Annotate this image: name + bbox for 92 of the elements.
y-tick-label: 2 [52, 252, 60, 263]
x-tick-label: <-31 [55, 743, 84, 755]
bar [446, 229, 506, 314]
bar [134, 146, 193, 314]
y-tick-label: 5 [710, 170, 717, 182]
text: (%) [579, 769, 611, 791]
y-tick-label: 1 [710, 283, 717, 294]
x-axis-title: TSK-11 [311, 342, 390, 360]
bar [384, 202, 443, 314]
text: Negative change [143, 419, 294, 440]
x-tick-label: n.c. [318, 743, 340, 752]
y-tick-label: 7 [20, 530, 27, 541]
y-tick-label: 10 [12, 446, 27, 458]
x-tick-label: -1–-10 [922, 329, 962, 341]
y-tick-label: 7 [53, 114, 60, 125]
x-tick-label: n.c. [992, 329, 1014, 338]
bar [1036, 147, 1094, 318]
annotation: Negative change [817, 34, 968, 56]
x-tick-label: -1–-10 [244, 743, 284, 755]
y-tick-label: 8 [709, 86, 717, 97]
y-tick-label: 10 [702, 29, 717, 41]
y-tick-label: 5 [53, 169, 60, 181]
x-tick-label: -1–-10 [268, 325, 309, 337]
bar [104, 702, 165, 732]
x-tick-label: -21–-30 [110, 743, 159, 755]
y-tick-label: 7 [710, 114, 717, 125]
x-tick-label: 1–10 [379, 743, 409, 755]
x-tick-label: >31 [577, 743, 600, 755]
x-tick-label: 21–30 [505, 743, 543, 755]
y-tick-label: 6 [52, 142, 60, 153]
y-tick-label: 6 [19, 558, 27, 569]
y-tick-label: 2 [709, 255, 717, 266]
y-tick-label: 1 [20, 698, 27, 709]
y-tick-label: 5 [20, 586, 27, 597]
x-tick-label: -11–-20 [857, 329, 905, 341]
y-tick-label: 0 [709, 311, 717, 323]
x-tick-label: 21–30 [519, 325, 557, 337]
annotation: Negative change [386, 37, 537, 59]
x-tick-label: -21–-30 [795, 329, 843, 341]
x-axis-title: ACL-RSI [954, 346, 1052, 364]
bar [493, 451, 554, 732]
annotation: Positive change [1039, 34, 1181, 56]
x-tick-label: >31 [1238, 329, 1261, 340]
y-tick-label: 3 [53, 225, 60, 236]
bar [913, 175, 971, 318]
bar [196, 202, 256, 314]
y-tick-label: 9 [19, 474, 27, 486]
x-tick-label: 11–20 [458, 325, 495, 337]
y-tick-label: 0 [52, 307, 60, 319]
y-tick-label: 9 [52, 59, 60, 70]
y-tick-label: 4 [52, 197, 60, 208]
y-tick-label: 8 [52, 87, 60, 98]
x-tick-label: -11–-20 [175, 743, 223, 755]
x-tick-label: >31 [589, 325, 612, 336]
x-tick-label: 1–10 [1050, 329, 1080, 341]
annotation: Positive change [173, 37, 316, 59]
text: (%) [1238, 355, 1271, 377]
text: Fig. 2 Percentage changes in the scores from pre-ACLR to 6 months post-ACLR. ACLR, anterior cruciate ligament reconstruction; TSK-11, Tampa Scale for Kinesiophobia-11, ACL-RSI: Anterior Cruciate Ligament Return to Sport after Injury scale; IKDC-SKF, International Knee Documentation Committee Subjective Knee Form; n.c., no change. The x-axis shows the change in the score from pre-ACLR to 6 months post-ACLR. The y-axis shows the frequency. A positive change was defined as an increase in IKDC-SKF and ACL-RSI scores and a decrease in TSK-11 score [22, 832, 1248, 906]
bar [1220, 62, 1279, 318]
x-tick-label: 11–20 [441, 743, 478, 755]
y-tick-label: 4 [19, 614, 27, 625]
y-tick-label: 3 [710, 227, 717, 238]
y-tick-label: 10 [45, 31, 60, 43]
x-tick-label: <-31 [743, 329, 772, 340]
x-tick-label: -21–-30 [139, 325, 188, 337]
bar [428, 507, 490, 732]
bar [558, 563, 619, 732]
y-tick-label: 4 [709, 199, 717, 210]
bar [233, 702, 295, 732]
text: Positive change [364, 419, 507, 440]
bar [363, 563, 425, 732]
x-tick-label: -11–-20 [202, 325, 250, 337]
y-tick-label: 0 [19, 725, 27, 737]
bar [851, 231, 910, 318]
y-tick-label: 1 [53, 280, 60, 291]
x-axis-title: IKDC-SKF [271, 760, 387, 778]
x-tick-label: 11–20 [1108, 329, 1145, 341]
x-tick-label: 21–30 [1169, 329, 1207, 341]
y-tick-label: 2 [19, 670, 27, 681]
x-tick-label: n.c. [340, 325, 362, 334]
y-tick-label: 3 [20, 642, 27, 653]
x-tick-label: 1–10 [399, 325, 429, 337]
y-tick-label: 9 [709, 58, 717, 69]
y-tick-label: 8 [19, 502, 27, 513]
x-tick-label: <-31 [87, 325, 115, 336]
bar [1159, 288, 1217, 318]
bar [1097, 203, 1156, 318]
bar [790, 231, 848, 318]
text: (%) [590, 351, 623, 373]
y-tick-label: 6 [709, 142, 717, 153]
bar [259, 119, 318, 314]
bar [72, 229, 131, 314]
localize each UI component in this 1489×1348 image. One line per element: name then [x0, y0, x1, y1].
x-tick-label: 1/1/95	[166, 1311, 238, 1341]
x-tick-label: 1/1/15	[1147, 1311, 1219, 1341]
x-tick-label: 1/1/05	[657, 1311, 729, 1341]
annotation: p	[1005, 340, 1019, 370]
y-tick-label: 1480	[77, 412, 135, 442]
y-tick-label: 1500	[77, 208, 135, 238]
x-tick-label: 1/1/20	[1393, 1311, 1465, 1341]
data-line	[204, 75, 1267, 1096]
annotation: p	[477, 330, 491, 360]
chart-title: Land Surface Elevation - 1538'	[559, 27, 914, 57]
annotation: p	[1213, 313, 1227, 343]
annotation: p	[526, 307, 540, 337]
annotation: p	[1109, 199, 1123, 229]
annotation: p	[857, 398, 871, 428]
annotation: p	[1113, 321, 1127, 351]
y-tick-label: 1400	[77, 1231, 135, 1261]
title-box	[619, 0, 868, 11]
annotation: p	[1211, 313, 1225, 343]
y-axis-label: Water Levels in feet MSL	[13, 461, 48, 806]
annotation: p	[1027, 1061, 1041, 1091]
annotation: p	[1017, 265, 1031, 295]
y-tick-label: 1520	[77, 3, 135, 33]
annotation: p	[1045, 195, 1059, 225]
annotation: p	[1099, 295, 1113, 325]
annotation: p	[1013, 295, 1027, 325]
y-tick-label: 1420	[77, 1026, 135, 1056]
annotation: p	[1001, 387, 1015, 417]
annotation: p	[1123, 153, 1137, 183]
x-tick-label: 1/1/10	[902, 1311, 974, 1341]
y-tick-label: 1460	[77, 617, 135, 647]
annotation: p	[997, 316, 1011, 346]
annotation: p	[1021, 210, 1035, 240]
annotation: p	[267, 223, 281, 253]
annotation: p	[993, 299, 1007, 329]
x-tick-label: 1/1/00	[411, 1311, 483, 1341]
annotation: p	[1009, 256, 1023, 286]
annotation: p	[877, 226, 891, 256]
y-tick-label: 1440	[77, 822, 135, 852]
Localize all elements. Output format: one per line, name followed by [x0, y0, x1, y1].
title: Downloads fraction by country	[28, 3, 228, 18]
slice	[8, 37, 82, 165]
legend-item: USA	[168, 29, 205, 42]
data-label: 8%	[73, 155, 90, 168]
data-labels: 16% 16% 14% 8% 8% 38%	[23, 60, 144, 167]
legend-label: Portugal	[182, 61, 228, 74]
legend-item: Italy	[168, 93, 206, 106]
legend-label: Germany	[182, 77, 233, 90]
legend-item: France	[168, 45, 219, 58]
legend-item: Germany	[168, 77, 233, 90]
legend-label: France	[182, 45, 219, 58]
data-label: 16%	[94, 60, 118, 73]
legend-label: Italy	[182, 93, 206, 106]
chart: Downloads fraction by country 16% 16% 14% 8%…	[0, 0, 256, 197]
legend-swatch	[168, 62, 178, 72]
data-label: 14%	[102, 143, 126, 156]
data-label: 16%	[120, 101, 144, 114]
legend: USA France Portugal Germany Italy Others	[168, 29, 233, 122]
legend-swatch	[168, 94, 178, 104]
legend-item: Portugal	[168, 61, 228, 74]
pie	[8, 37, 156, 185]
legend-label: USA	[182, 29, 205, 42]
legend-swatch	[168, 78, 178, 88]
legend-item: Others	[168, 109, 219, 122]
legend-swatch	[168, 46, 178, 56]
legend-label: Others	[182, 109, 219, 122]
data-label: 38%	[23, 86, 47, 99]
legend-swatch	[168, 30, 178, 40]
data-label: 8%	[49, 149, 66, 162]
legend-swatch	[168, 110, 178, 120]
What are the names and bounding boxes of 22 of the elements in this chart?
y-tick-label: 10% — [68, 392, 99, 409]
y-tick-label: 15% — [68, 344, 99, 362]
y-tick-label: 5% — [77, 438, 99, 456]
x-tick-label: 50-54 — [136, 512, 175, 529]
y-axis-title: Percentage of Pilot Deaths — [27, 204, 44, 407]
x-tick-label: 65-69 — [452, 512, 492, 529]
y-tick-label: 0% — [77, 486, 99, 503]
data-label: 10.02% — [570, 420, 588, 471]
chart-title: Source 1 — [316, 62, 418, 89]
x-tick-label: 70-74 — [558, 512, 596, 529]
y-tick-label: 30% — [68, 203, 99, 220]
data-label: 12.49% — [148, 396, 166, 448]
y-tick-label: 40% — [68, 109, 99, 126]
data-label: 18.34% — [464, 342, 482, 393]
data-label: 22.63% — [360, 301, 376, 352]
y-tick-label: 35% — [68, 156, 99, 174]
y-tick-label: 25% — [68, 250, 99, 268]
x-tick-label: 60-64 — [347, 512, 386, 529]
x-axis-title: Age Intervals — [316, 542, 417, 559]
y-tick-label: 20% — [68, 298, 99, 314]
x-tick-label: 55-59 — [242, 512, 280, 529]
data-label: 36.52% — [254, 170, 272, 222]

■ Task description
Retype the entries above without any change, starting at the first line and ending at the line that contains "x-tick-label: n.c. [992, 329, 1014, 338]", with that line included.

■ Final result
Annotate this image: name + bbox for 92 of the elements.
y-tick-label: 2 [52, 252, 60, 263]
x-tick-label: <-31 [55, 743, 84, 755]
bar [446, 229, 506, 314]
bar [134, 146, 193, 314]
y-tick-label: 5 [710, 170, 717, 182]
text: (%) [579, 769, 611, 791]
y-tick-label: 1 [710, 283, 717, 294]
x-axis-title: TSK-11 [311, 342, 390, 360]
bar [384, 202, 443, 314]
text: Negative change [143, 419, 294, 440]
x-tick-label: n.c. [318, 743, 340, 752]
y-tick-label: 7 [20, 530, 27, 541]
y-tick-label: 10 [12, 446, 27, 458]
x-tick-label: -1–-10 [922, 329, 962, 341]
y-tick-label: 7 [53, 114, 60, 125]
x-tick-label: n.c. [992, 329, 1014, 338]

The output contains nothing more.